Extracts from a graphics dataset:
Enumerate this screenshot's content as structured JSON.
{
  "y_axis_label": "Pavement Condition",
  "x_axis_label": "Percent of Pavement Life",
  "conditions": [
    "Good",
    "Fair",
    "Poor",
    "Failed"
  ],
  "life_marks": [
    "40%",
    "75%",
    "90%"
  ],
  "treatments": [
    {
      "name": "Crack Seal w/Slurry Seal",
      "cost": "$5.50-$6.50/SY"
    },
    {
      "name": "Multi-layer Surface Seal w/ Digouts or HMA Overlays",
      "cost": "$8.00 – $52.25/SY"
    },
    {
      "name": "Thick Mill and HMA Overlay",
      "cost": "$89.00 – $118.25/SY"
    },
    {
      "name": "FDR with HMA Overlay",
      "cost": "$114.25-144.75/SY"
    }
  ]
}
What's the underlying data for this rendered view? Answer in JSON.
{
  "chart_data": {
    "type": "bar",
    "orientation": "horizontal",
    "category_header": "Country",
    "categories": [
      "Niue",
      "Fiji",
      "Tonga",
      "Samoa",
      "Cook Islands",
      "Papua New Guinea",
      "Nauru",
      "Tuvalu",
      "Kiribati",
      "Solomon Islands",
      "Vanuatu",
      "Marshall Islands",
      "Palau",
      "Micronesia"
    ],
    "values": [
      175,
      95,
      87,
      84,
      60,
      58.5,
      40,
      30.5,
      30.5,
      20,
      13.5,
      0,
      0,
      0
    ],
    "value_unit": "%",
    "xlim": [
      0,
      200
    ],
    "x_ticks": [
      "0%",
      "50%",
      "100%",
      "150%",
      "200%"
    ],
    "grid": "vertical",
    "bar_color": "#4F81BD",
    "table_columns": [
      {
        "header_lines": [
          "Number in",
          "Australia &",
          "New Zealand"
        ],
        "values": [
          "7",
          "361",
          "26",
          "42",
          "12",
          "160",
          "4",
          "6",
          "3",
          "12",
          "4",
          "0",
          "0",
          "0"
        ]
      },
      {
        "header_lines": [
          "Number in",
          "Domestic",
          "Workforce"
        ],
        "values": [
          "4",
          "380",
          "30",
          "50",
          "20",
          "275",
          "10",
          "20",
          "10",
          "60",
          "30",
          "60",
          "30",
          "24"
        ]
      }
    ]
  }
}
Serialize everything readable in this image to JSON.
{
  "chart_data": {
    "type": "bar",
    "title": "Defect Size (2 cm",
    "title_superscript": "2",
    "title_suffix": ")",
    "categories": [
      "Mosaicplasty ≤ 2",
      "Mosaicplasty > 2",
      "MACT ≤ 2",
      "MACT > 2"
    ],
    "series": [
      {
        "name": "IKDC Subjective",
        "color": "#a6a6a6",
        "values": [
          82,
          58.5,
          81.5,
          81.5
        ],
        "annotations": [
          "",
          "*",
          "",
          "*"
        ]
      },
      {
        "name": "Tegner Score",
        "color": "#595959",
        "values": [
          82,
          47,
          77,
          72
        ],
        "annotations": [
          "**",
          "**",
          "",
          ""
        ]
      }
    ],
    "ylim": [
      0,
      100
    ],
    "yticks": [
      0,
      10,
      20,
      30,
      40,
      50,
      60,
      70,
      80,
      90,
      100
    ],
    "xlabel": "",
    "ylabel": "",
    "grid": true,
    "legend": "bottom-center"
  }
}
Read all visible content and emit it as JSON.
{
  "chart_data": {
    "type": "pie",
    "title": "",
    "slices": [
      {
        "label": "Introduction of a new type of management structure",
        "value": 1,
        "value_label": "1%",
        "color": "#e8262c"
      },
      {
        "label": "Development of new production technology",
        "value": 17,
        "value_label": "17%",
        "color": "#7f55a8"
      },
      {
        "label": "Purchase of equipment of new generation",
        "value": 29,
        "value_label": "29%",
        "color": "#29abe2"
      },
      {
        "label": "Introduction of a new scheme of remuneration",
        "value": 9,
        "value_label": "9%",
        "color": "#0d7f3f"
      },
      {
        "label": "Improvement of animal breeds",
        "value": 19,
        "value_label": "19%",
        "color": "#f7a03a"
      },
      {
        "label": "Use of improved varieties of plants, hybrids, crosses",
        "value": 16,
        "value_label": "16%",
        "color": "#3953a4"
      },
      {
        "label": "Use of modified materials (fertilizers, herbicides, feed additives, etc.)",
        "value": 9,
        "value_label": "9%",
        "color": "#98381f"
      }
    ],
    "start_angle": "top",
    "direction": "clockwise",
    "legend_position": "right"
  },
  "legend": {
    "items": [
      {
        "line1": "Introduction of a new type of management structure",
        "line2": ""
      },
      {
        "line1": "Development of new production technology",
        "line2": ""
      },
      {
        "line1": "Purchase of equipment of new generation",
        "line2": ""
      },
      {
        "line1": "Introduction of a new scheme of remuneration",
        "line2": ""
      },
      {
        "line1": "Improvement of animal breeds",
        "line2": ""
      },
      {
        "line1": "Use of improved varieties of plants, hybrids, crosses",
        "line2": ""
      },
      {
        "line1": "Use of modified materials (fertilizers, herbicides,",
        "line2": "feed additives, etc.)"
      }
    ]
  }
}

» WORK REQUIRED:
Reproduce the entries above in full by retyping them exactly.

» ANSWER TO THIS PROBLEM:
Enumerate this screenshot's content as structured JSON.
{
  "y_axis_label": "Pavement Condition",
  "x_axis_label": "Percent of Pavement Life",
  "conditions": [
    "Good",
    "Fair",
    "Poor",
    "Failed"
  ],
  "life_marks": [
    "40%",
    "75%",
    "90%"
  ],
  "treatments": [
    {
      "name": "Crack Seal w/Slurry Seal",
      "cost": "$5.50-$6.50/SY"
    },
    {
      "name": "Multi-layer Surface Seal w/ Digouts or HMA Overlays",
      "cost": "$8.00 – $52.25/SY"
    },
    {
      "name": "Thick Mill and HMA Overlay",
      "cost": "$89.00 – $118.25/SY"
    },
    {
      "name": "FDR with HMA Overlay",
      "cost": "$114.25-144.75/SY"
    }
  ]
}
What's the underlying data for this rendered view? Answer in JSON.
{
  "chart_data": {
    "type": "bar",
    "orientation": "horizontal",
    "category_header": "Country",
    "categories": [
      "Niue",
      "Fiji",
      "Tonga",
      "Samoa",
      "Cook Islands",
      "Papua New Guinea",
      "Nauru",
      "Tuvalu",
      "Kiribati",
      "Solomon Islands",
      "Vanuatu",
      "Marshall Islands",
      "Palau",
      "Micronesia"
    ],
    "values": [
      175,
      95,
      87,
      84,
      60,
      58.5,
      40,
      30.5,
      30.5,
      20,
      13.5,
      0,
      0,
      0
    ],
    "value_unit": "%",
    "xlim": [
      0,
      200
    ],
    "x_ticks": [
      "0%",
      "50%",
      "100%",
      "150%",
      "200%"
    ],
    "grid": "vertical",
    "bar_color": "#4F81BD",
    "table_columns": [
      {
        "header_lines": [
          "Number in",
          "Australia &",
          "New Zealand"
        ],
        "values": [
          "7",
          "361",
          "26",
          "42",
          "12",
          "160",
          "4",
          "6",
          "3",
          "12",
          "4",
          "0",
          "0",
          "0"
        ]
      },
      {
        "header_lines": [
          "Number in",
          "Domestic",
          "Workforce"
        ],
        "values": [
          "4",
          "380",
          "30",
          "50",
          "20",
          "275",
          "10",
          "20",
          "10",
          "60",
          "30",
          "60",
          "30",
          "24"
        ]
      }
    ]
  }
}
Serialize everything readable in this image to JSON.
{
  "chart_data": {
    "type": "bar",
    "title": "Defect Size (2 cm",
    "title_superscript": "2",
    "title_suffix": ")",
    "categories": [
      "Mosaicplasty ≤ 2",
      "Mosaicplasty > 2",
      "MACT ≤ 2",
      "MACT > 2"
    ],
    "series": [
      {
        "name": "IKDC Subjective",
        "color": "#a6a6a6",
        "values": [
          82,
          58.5,
          81.5,
          81.5
        ],
        "annotations": [
          "",
          "*",
          "",
          "*"
        ]
      },
      {
        "name": "Tegner Score",
        "color": "#595959",
        "values": [
          82,
          47,
          77,
          72
        ],
        "annotations": [
          "**",
          "**",
          "",
          ""
        ]
      }
    ],
    "ylim": [
      0,
      100
    ],
    "yticks": [
      0,
      10,
      20,
      30,
      40,
      50,
      60,
      70,
      80,
      90,
      100
    ],
    "xlabel": "",
    "ylabel": "",
    "grid": true,
    "legend": "bottom-center"
  }
}
Read all visible content and emit it as JSON.
{
  "chart_data": {
    "type": "pie",
    "title": "",
    "slices": [
      {
        "label": "Introduction of a new type of management structure",
        "value": 1,
        "value_label": "1%",
        "color": "#e8262c"
      },
      {
        "label": "Development of new production technology",
        "value": 17,
        "value_label": "17%",
        "color": "#7f55a8"
      },
      {
        "label": "Purchase of equipment of new generation",
        "value": 29,
        "value_label": "29%",
        "color": "#29abe2"
      },
      {
        "label": "Introduction of a new scheme of remuneration",
        "value": 9,
        "value_label": "9%",
        "color": "#0d7f3f"
      },
      {
        "label": "Improvement of animal breeds",
        "value": 19,
        "value_label": "19%",
        "color": "#f7a03a"
      },
      {
        "label": "Use of improved varieties of plants, hybrids, crosses",
        "value": 16,
        "value_label": "16%",
        "color": "#3953a4"
      },
      {
        "label": "Use of modified materials (fertilizers, herbicides, feed additives, etc.)",
        "value": 9,
        "value_label": "9%",
        "color": "#98381f"
      }
    ],
    "start_angle": "top",
    "direction": "clockwise",
    "legend_position": "right"
  },
  "legend": {
    "items": [
      {
        "line1": "Introduction of a new type of management structure",
        "line2": ""
      },
      {
        "line1": "Development of new production technology",
        "line2": ""
      },
      {
        "line1": "Purchase of equipment of new generation",
        "line2": ""
      },
      {
        "line1": "Introduction of a new scheme of remuneration",
        "line2": ""
      },
      {
        "line1": "Improvement of animal breeds",
        "line2": ""
      },
      {
        "line1": "Use of improved varieties of plants, hybrids, crosses",
        "line2": ""
      },
      {
        "line1": "Use of modified materials (fertilizers, herbicides,",
        "line2": "feed additives, etc.)"
      }
    ]
  }
}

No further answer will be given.